◆ **Short task**: Recast the entries from the start through the line holding "portfolio-divider (281, 716, 371, 717)", inclusive, as a Markdown table with the columns Row and Text, one numbered row per line and blank lines left out.

◆ **Provided records**:
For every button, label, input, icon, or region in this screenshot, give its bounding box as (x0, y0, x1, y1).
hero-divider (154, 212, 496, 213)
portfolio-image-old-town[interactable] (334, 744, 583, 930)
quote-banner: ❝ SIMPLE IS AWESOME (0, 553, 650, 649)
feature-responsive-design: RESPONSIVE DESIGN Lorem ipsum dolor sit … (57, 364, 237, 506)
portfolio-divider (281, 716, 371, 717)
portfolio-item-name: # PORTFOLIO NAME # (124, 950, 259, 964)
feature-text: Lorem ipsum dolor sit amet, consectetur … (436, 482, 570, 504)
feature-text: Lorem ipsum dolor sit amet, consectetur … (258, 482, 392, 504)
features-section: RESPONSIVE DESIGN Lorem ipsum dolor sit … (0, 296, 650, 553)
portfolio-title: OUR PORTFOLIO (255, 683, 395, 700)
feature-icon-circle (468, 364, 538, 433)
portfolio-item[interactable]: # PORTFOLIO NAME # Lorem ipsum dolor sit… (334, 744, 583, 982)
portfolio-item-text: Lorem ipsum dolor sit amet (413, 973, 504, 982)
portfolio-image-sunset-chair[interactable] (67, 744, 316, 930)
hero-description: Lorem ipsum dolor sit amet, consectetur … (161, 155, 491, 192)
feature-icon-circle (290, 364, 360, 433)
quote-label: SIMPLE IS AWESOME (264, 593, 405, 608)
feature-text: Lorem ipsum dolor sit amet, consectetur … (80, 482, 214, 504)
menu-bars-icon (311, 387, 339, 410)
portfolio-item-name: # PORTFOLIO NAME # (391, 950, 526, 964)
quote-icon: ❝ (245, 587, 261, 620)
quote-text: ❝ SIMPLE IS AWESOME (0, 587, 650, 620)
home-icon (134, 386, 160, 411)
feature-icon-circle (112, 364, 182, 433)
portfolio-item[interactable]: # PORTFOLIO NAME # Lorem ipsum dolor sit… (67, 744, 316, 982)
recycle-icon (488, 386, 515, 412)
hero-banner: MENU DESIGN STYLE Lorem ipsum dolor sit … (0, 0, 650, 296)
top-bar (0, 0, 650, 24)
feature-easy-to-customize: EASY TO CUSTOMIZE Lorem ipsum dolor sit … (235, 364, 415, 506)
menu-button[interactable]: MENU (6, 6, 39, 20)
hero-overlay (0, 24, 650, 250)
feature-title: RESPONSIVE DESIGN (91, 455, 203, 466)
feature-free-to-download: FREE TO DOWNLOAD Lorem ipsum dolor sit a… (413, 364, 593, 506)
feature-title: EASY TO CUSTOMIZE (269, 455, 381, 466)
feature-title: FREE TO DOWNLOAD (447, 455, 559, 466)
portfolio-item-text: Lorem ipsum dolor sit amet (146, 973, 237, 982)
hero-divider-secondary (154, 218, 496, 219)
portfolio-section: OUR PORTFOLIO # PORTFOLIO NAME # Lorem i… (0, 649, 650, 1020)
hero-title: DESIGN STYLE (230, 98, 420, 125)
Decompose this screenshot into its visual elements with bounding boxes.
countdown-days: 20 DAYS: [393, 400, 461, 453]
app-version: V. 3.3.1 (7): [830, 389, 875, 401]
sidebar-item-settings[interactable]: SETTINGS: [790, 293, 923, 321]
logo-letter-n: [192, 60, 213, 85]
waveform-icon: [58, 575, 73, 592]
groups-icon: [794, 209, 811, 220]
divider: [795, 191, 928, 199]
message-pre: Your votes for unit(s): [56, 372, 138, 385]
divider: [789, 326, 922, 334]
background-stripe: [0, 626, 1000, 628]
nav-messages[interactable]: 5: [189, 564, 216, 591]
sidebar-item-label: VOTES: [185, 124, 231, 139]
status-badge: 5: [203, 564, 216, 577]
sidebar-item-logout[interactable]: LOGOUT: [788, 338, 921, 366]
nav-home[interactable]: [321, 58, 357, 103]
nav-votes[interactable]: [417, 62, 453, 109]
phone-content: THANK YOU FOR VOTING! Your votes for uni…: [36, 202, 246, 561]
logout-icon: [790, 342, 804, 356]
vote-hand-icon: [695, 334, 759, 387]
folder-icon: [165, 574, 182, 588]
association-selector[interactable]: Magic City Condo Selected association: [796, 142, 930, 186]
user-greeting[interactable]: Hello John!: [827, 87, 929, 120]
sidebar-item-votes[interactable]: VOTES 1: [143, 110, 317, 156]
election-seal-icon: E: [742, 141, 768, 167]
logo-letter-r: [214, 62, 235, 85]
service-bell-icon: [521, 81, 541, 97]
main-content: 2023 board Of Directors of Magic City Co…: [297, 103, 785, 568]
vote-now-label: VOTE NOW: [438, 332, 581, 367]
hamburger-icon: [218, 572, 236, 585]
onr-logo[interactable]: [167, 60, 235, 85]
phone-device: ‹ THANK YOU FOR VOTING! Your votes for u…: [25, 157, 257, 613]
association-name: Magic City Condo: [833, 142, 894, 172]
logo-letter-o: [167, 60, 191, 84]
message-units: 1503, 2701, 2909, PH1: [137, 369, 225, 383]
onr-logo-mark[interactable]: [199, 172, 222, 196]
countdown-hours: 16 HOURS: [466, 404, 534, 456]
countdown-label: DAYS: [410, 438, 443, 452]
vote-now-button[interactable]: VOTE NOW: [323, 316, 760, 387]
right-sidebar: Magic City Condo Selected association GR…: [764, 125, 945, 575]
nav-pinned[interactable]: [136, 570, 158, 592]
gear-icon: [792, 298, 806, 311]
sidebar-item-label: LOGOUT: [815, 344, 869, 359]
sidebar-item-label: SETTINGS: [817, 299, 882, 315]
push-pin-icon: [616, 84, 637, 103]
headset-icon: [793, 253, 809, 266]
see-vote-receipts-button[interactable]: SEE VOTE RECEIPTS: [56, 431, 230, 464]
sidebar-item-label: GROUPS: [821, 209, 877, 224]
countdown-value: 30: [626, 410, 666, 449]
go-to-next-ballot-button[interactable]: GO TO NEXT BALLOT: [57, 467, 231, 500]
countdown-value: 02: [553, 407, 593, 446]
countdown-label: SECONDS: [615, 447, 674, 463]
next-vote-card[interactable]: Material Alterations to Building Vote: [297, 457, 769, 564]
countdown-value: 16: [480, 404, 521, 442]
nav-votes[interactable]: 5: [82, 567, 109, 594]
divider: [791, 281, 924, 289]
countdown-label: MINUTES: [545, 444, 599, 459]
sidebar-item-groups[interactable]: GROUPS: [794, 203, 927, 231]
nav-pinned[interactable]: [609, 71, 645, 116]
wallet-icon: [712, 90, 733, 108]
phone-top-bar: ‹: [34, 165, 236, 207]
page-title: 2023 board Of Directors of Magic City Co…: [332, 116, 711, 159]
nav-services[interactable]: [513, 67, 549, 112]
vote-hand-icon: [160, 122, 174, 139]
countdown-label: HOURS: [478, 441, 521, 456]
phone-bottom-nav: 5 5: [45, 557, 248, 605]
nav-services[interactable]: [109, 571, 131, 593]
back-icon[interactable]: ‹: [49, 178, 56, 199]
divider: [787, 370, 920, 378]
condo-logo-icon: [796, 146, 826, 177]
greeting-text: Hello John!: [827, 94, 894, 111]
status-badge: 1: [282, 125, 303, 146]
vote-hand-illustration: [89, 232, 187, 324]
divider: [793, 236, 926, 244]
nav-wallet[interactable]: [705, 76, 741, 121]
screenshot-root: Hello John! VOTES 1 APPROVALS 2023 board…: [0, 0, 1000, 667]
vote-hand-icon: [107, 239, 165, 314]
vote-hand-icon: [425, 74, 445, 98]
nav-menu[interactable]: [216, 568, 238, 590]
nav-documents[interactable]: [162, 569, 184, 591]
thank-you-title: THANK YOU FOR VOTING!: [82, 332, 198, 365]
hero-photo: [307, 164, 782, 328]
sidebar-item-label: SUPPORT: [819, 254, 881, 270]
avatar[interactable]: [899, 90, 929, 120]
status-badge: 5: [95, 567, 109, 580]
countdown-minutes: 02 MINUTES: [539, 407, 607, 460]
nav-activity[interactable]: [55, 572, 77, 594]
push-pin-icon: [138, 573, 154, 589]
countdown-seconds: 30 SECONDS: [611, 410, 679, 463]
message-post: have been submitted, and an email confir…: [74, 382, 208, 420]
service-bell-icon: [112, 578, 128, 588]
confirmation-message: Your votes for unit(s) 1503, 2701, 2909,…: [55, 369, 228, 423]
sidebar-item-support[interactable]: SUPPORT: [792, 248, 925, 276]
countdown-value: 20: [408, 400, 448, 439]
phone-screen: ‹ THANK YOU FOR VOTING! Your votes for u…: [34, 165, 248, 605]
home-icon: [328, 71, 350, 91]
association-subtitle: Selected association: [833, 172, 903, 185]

◆ **Complete answer**:
| Row | Text |
|---|---|
| 1 | For every button, label, input, icon, or region in this screenshot, give its bounding box as (x0, y0, x1, y1). |
| 2 | hero-divider (154, 212, 496, 213) |
| 3 | portfolio-image-old-town[interactable] (334, 744, 583, 930) |
| 4 | quote-banner: ❝ SIMPLE IS AWESOME (0, 553, 650, 649) |
| 5 | feature-responsive-design: RESPONSIVE DESIGN Lorem ipsum dolor sit … (57, 364, 237, 506) |
| 6 | portfolio-divider (281, 716, 371, 717) |